__THE TASK__
Using the records below, locate all lines containing "this" and return them.

__RECORDS SUPPLIED__
....................

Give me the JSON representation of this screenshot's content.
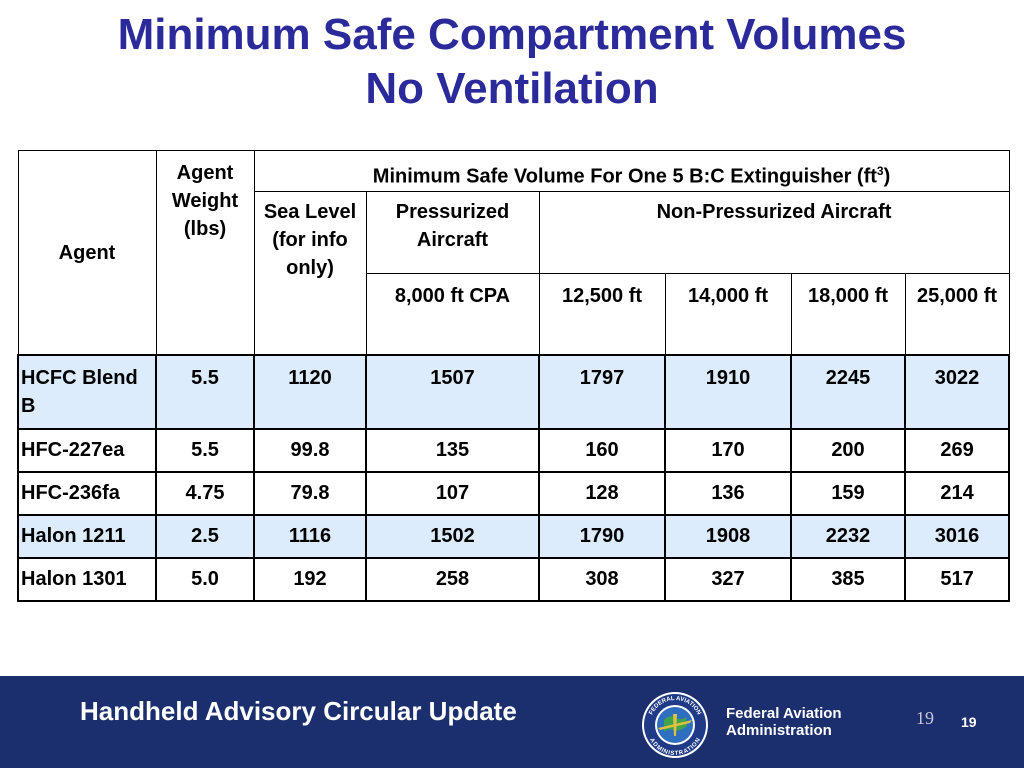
{
  "title": {
    "line1": "Minimum Safe Compartment Volumes",
    "line2": "No Ventilation"
  },
  "table": {
    "headers": {
      "agent": "Agent",
      "weight": "Agent Weight (lbs)",
      "min_volume": "Minimum Safe Volume For One 5 B:C Extinguisher (ft",
      "min_volume_sup": "3",
      "min_volume_end": ")",
      "sea_level": "Sea Level (for info only)",
      "pressurized": "Pressurized Aircraft",
      "non_pressurized": "Non-Pressurized Aircraft",
      "cpa": "8,000 ft CPA",
      "alt1": "12,500 ft",
      "alt2": "14,000 ft",
      "alt3": "18,000 ft",
      "alt4": "25,000 ft"
    },
    "rows": [
      {
        "agent": "HCFC Blend B",
        "weight": "5.5",
        "sea": "1120",
        "cpa": "1507",
        "a1": "1797",
        "a2": "1910",
        "a3": "2245",
        "a4": "3022"
      },
      {
        "agent": "HFC-227ea",
        "weight": "5.5",
        "sea": "99.8",
        "cpa": "135",
        "a1": "160",
        "a2": "170",
        "a3": "200",
        "a4": "269"
      },
      {
        "agent": "HFC-236fa",
        "weight": "4.75",
        "sea": "79.8",
        "cpa": "107",
        "a1": "128",
        "a2": "136",
        "a3": "159",
        "a4": "214"
      },
      {
        "agent": "Halon 1211",
        "weight": "2.5",
        "sea": "1116",
        "cpa": "1502",
        "a1": "1790",
        "a2": "1908",
        "a3": "2232",
        "a4": "3016"
      },
      {
        "agent": "Halon 1301",
        "weight": "5.0",
        "sea": "192",
        "cpa": "258",
        "a1": "308",
        "a2": "327",
        "a3": "385",
        "a4": "517"
      }
    ]
  },
  "footer": {
    "title": "Handheld Advisory Circular Update",
    "org_line1": "Federal Aviation",
    "org_line2": "Administration",
    "seal_top": "FEDERAL AVIATION",
    "seal_bottom": "ADMINISTRATION",
    "page_serif": "19",
    "page_bold": "19"
  },
  "colors": {
    "title": "#2b2a9a",
    "highlight_row": "#dcecfc",
    "footer_bg": "#1b2f6e"
  },
  "icons": {
    "seal": "faa-seal-icon"
  }
}
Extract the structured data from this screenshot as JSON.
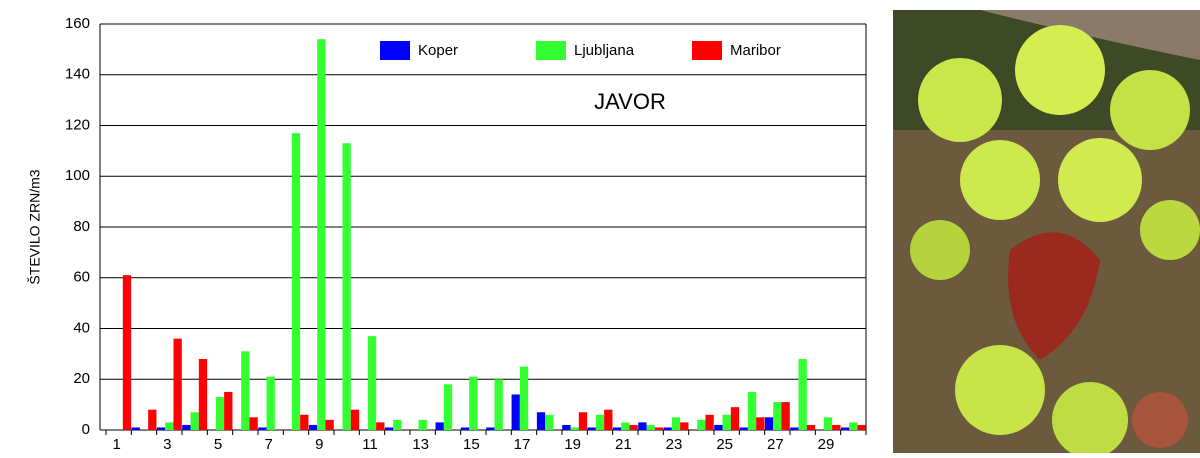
{
  "chart_data": {
    "type": "bar",
    "annotation": "JAVOR",
    "y_label": "ŠTEVILO ZRN/m3",
    "categories": [
      1,
      null,
      3,
      null,
      5,
      null,
      7,
      null,
      9,
      null,
      11,
      null,
      13,
      null,
      15,
      null,
      17,
      null,
      19,
      null,
      21,
      null,
      23,
      null,
      25,
      null,
      27,
      null,
      29,
      null
    ],
    "series": [
      {
        "name": "Koper",
        "color": "#0000ff",
        "values": [
          0,
          1,
          1,
          2,
          0,
          0,
          1,
          0,
          2,
          0,
          0,
          1,
          0,
          3,
          1,
          1,
          14,
          7,
          2,
          1,
          1,
          3,
          1,
          0,
          2,
          1,
          5,
          1,
          0,
          1
        ]
      },
      {
        "name": "Ljubljana",
        "color": "#33ff33",
        "values": [
          0,
          0,
          3,
          7,
          13,
          31,
          21,
          117,
          154,
          113,
          37,
          4,
          4,
          18,
          21,
          20,
          25,
          6,
          1,
          6,
          3,
          2,
          5,
          4,
          6,
          15,
          11,
          28,
          5,
          3
        ]
      },
      {
        "name": "Maribor",
        "color": "#ff0000",
        "values": [
          61,
          8,
          36,
          28,
          15,
          5,
          0,
          6,
          4,
          8,
          3,
          0,
          0,
          0,
          0,
          0,
          0,
          0,
          7,
          8,
          2,
          1,
          3,
          6,
          9,
          5,
          11,
          2,
          2,
          2
        ]
      }
    ],
    "ylim": [
      0,
      160
    ],
    "yticks": [
      0,
      20,
      40,
      60,
      80,
      100,
      120,
      140,
      160
    ],
    "grid": true,
    "legend": "top-center"
  }
}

....................

__COMPLETE ANSWER__
Give me the JSON representation of this screenshot's content.
Extract the structured data from this screenshot as JSON.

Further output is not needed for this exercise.